━━ SOURCE

# Abstract algebra 2 questions

1. Dec 10, 2009

### kewljcs

1. If G is a finite group that does not contain a subgroup isomorphic to Z_p X Z_p for any prime p. prove that G is cyclic

im stumped. i dont understand the 'does not contain a subgroup isomorphoc to Z_p X Z_p part.

ive tried using cauchy's theorem for abelian group: if G is a finite abelian group, and let p be a prime that divides the order of G. then g has an element of order p.

so, Z_p is a finite cyclic gruop, but Z_p X Z_p is not because p, p are not relatively prime.

what else.. :/

2 question: Let G be a group of odd order. prove that the mapping x --> x^2 from G to itself is one to one.

i know that the smallest group of odd order is {I, a, a^-1}. i dont understand the mapping, basically.

2. Dec 10, 2009

### Dick

For the first one you need to think about the classification theorem for finite abelian groups. Basically (Zp)^n for n>2 contains Zp x Zp as a subgroup. For the second one, if your map isn't one to one then there are two elements such that x^2=y^2 and x is not equal to y. Can you use that to show there is an element of order 2? What would that imply?

3. Dec 10, 2009

### kewljcs

i think i got the second one. since the mapping is from G to itself, the order is the same, so we're showing that the kernel of this mapping is 0. right?

━━━━
━━ DATASET EXTRACT

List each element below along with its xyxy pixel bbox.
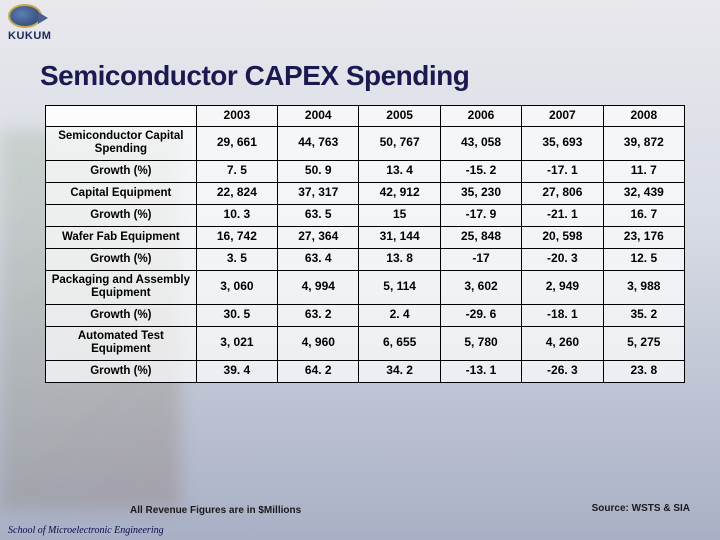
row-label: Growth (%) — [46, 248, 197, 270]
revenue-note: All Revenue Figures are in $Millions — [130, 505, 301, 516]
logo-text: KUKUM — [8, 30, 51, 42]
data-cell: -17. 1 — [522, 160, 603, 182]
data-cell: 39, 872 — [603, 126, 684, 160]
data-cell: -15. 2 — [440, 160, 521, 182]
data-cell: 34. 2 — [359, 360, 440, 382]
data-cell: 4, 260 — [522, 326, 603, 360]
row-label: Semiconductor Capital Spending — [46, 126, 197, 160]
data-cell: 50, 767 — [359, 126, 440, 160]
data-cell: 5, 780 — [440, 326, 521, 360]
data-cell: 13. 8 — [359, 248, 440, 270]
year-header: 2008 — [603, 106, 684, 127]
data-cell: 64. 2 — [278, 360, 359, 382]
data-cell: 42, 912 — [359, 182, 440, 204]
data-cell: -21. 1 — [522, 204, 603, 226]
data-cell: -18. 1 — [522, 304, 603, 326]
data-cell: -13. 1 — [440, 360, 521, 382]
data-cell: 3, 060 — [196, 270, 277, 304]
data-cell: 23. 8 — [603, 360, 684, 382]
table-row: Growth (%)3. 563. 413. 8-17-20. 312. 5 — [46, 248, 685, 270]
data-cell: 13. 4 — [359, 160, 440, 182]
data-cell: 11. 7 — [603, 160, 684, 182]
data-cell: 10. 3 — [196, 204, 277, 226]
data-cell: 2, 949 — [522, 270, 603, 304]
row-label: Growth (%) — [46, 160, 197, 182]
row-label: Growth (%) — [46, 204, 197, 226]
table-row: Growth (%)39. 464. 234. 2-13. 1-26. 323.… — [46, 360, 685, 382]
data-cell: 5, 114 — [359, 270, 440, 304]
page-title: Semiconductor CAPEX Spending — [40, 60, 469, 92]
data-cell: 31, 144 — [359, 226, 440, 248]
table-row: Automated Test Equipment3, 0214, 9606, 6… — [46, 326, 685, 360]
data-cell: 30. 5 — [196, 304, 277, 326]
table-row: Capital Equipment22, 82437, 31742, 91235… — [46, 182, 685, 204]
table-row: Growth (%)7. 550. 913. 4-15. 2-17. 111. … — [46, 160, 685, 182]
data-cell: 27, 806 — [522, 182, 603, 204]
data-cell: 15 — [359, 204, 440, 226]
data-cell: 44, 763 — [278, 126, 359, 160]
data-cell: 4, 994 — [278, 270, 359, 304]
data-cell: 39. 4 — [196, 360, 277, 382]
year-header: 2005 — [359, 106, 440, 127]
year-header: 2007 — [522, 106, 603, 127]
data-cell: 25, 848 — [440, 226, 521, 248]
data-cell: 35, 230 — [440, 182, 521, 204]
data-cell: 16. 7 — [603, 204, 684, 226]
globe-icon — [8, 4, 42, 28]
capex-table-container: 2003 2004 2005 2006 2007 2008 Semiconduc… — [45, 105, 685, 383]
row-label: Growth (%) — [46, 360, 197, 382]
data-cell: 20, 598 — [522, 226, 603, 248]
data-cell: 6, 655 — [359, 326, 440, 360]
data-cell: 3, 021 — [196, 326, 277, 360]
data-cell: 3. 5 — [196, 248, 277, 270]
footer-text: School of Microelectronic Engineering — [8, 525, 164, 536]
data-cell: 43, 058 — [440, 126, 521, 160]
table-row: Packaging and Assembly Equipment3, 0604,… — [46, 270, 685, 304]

━━━━

→ WHAT IS EXPECTED:
Carry on the abstract algebra forum thread from the point where it stops. The rows have no connection to the abstract algebra thread.

→ TASK RESPONSE:
so i said that suppose x belongs to the kernel of the mapping, we want to show that x must be the identity, e.
this implies that the mapping is injective. hence, 1 to 1 since we are mapping from G to G.

then, x^2 =e. order of the element divides the order of the group, but |x| =2 => does not divide the order of the grup, which is odd.

does that work?

4. Dec 10, 2009

### kewljcs

im still lost about the first one. we didnt learn about that classification theorem which u mentioned.

5. Dec 10, 2009

### Dick

Actually, I may have spoken too quickly. Are these abelian groups? Somehow I was thinking they are. But your statement really didn't say that explicitly. If they are not I'd better give it some more thought.

Last edited: Dec 10, 2009
6. Dec 10, 2009

### kewljcs

u mean for the 1st question?

also, is my solution to the 2nd question correct?

7. Dec 10, 2009

### Dick

I'm asking if G is abelian for both questions. Your solution for the second one is correct if the mapping x->x^2 is a homomorphism, which it is if G is abelian.

8. Dec 10, 2009

### kewljcs

well, if G is cyclic in the end, then we know that it is abelian.
but im not sure if we can use what we're trying to prove to do that :/

9. Dec 10, 2009

### Dick

You are right on that. If they don't give you that G is abelian, you can't use a fact about the conclusion to prove it. These are both easy questions if you assume G is abelian. If you don't, they start to seem much harder. Got to admit, I'm having some doubts as to whether they are even true. They both smell like abelian group problems. BTW why did you say "cauchy's theorem for abelian groups". You know it's true for any group, right? That may have been what set off my abelian assumptions.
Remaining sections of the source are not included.